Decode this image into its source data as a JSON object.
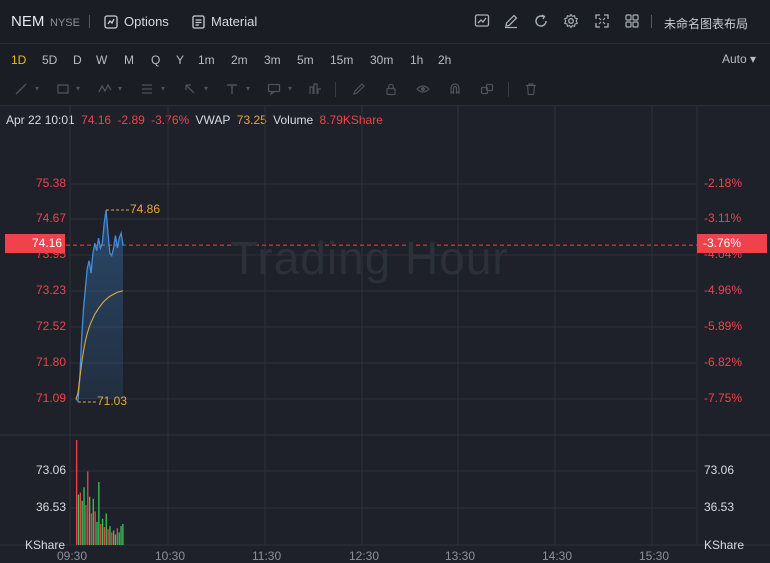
{
  "header": {
    "symbol": "NEM",
    "exchange": "NYSE",
    "options_label": "Options",
    "material_label": "Material",
    "layout_name": "未命名图表布局",
    "icons": [
      "chart-icon",
      "edit-icon",
      "refresh-icon",
      "settings-icon",
      "fullscreen-icon",
      "grid-icon"
    ]
  },
  "timeframes": [
    "1D",
    "5D",
    "D",
    "W",
    "M",
    "Q",
    "Y",
    "1m",
    "2m",
    "3m",
    "5m",
    "15m",
    "30m",
    "1h",
    "2h"
  ],
  "active_timeframe": "1D",
  "auto_label": "Auto",
  "info": {
    "datetime": "Apr 22 10:01",
    "price": "74.16",
    "change": "-2.89",
    "change_pct": "-3.76%",
    "vwap_label": "VWAP",
    "vwap_value": "73.25",
    "volume_label": "Volume",
    "volume_value": "8.79KShare"
  },
  "colors": {
    "down": "#f0424b",
    "up": "#34c759",
    "price_line": "#3f8fe0",
    "vwap_line": "#e0a93a",
    "background": "#1e2129"
  },
  "watermark": "Trading Hour",
  "chart_data": {
    "type": "line",
    "price_axis": [
      "75.38",
      "74.67",
      "73.95",
      "73.23",
      "72.52",
      "71.80",
      "71.09"
    ],
    "pct_axis": [
      "-2.18%",
      "-3.11%",
      "-4.04%",
      "-4.96%",
      "-5.89%",
      "-6.82%",
      "-7.75%"
    ],
    "current_price": "74.16",
    "current_pct": "-3.76%",
    "high_label": "74.86",
    "low_label": "71.03",
    "volume_axis": [
      "73.06",
      "36.53",
      "KShare"
    ],
    "time_axis": [
      "09:30",
      "10:30",
      "11:30",
      "12:30",
      "13:30",
      "14:30",
      "15:30"
    ],
    "ylim": [
      71.03,
      75.38
    ],
    "price_series": [
      71.09,
      71.05,
      71.5,
      72.3,
      72.9,
      73.3,
      73.7,
      73.85,
      73.6,
      74.0,
      74.2,
      74.05,
      74.3,
      74.1,
      74.2,
      74.6,
      74.86,
      74.4,
      74.0,
      73.95,
      74.1,
      74.35,
      74.1,
      74.3,
      74.4,
      74.16
    ],
    "vwap_series": [
      71.09,
      71.2,
      71.5,
      71.8,
      72.05,
      72.25,
      72.4,
      72.52,
      72.62,
      72.7,
      72.78,
      72.84,
      72.9,
      72.95,
      73.0,
      73.04,
      73.08,
      73.11,
      73.14,
      73.16,
      73.18,
      73.2,
      73.22,
      73.23,
      73.24,
      73.25
    ],
    "volume_series": [
      100,
      48,
      50,
      42,
      55,
      38,
      70,
      46,
      30,
      44,
      32,
      22,
      60,
      20,
      25,
      17,
      30,
      15,
      18,
      12,
      14,
      10,
      16,
      12,
      18,
      20
    ],
    "volume_max": 100,
    "volume_colors": [
      "down",
      "up",
      "down",
      "up",
      "up",
      "down",
      "down",
      "up",
      "down",
      "up",
      "down",
      "up",
      "up",
      "down",
      "up",
      "down",
      "up",
      "down",
      "up",
      "down",
      "up",
      "up",
      "down",
      "up",
      "up",
      "up"
    ]
  }
}
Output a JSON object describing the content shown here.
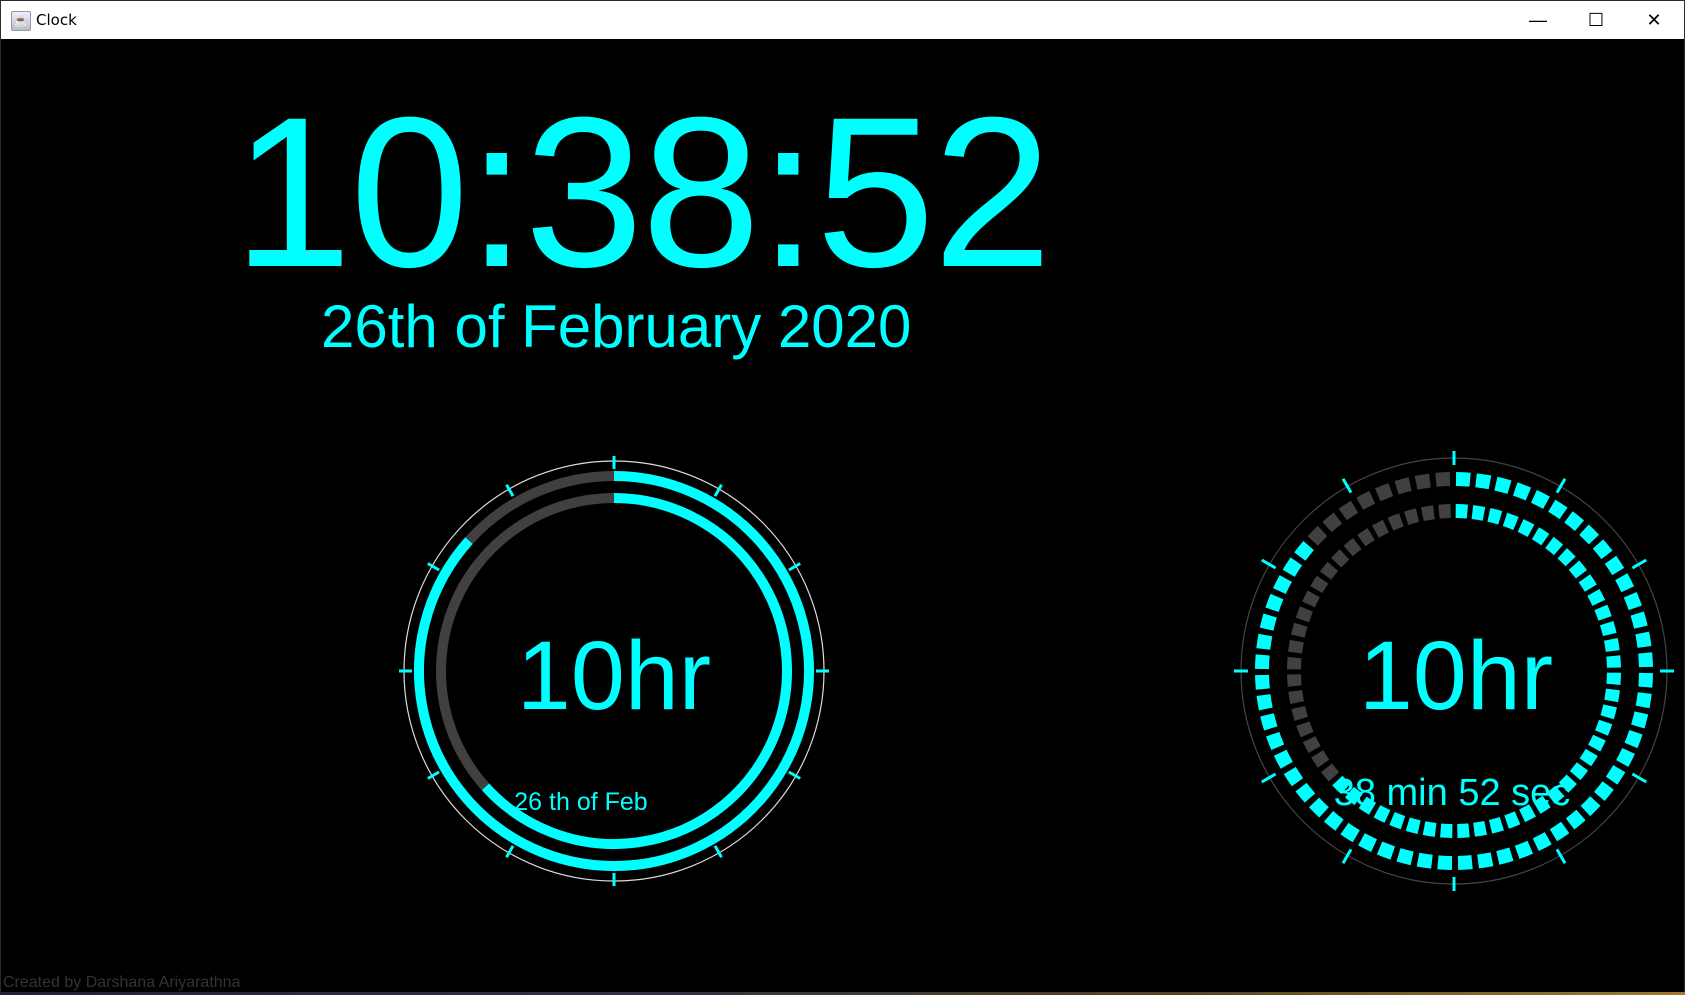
{
  "window": {
    "title": "Clock",
    "minimize_icon": "minimize-icon",
    "maximize_icon": "maximize-icon",
    "close_icon": "close-icon"
  },
  "main": {
    "time": "10:38:52",
    "date": "26th of February 2020"
  },
  "clock_left": {
    "hour_label": "10hr",
    "date_label": "26 th of Feb",
    "minutes": 38,
    "seconds": 52
  },
  "clock_right": {
    "hour_label": "10hr",
    "sub_label": "38 min 52 sec",
    "minutes": 38,
    "seconds": 52,
    "segments": 60
  },
  "footer": {
    "credit": "Created by Darshana Ariyarathna"
  },
  "colors": {
    "accent": "#00ffff",
    "track": "#404040",
    "background": "#000000"
  }
}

⁂

**Required task:** Copy the records exactly as they appear, excluding images.

**Completed exercise:**
Decode this image into its source data as a JSON object.
{
  "header": {
    "symbol": "NEM",
    "exchange": "NYSE",
    "options_label": "Options",
    "material_label": "Material",
    "layout_name": "未命名图表布局",
    "icons": [
      "chart-icon",
      "edit-icon",
      "refresh-icon",
      "settings-icon",
      "fullscreen-icon",
      "grid-icon"
    ]
  },
  "timeframes": [
    "1D",
    "5D",
    "D",
    "W",
    "M",
    "Q",
    "Y",
    "1m",
    "2m",
    "3m",
    "5m",
    "15m",
    "30m",
    "1h",
    "2h"
  ],
  "active_timeframe": "1D",
  "auto_label": "Auto",
  "info": {
    "datetime": "Apr 22 10:01",
    "price": "74.16",
    "change": "-2.89",
    "change_pct": "-3.76%",
    "vwap_label": "VWAP",
    "vwap_value": "73.25",
    "volume_label": "Volume",
    "volume_value": "8.79KShare"
  },
  "colors": {
    "down": "#f0424b",
    "up": "#34c759",
    "price_line": "#3f8fe0",
    "vwap_line": "#e0a93a",
    "background": "#1e2129"
  },
  "watermark": "Trading Hour",
  "chart_data": {
    "type": "line",
    "price_axis": [
      "75.38",
      "74.67",
      "73.95",
      "73.23",
      "72.52",
      "71.80",
      "71.09"
    ],
    "pct_axis": [
      "-2.18%",
      "-3.11%",
      "-4.04%",
      "-4.96%",
      "-5.89%",
      "-6.82%",
      "-7.75%"
    ],
    "current_price": "74.16",
    "current_pct": "-3.76%",
    "high_label": "74.86",
    "low_label": "71.03",
    "volume_axis": [
      "73.06",
      "36.53",
      "KShare"
    ],
    "time_axis": [
      "09:30",
      "10:30",
      "11:30",
      "12:30",
      "13:30",
      "14:30",
      "15:30"
    ],
    "ylim": [
      71.03,
      75.38
    ],
    "price_series": [
      71.09,
      71.05,
      71.5,
      72.3,
      72.9,
      73.3,
      73.7,
      73.85,
      73.6,
      74.0,
      74.2,
      74.05,
      74.3,
      74.1,
      74.2,
      74.6,
      74.86,
      74.4,
      74.0,
      73.95,
      74.1,
      74.35,
      74.1,
      74.3,
      74.4,
      74.16
    ],
    "vwap_series": [
      71.09,
      71.2,
      71.5,
      71.8,
      72.05,
      72.25,
      72.4,
      72.52,
      72.62,
      72.7,
      72.78,
      72.84,
      72.9,
      72.95,
      73.0,
      73.04,
      73.08,
      73.11,
      73.14,
      73.16,
      73.18,
      73.2,
      73.22,
      73.23,
      73.24,
      73.25
    ],
    "volume_series": [
      100,
      48,
      50,
      42,
      55,
      38,
      70,
      46,
      30,
      44,
      32,
      22,
      60,
      20,
      25,
      17,
      30,
      15,
      18,
      12,
      14,
      10,
      16,
      12,
      18,
      20
    ],
    "volume_max": 100,
    "volume_colors": [
      "down",
      "up",
      "down",
      "up",
      "up",
      "down",
      "down",
      "up",
      "down",
      "up",
      "down",
      "up",
      "up",
      "down",
      "up",
      "down",
      "up",
      "down",
      "up",
      "down",
      "up",
      "up",
      "down",
      "up",
      "up",
      "up"
    ]
  }
}
Output a JSON object describing the content shown here.
{
  "window": {
    "title": "Clock",
    "minimize_icon": "minimize-icon",
    "maximize_icon": "maximize-icon",
    "close_icon": "close-icon"
  },
  "main": {
    "time": "10:38:52",
    "date": "26th of February 2020"
  },
  "clock_left": {
    "hour_label": "10hr",
    "date_label": "26 th of Feb",
    "minutes": 38,
    "seconds": 52
  },
  "clock_right": {
    "hour_label": "10hr",
    "sub_label": "38 min 52 sec",
    "minutes": 38,
    "seconds": 52,
    "segments": 60
  },
  "footer": {
    "credit": "Created by Darshana Ariyarathna"
  },
  "colors": {
    "accent": "#00ffff",
    "track": "#404040",
    "background": "#000000"
  }
}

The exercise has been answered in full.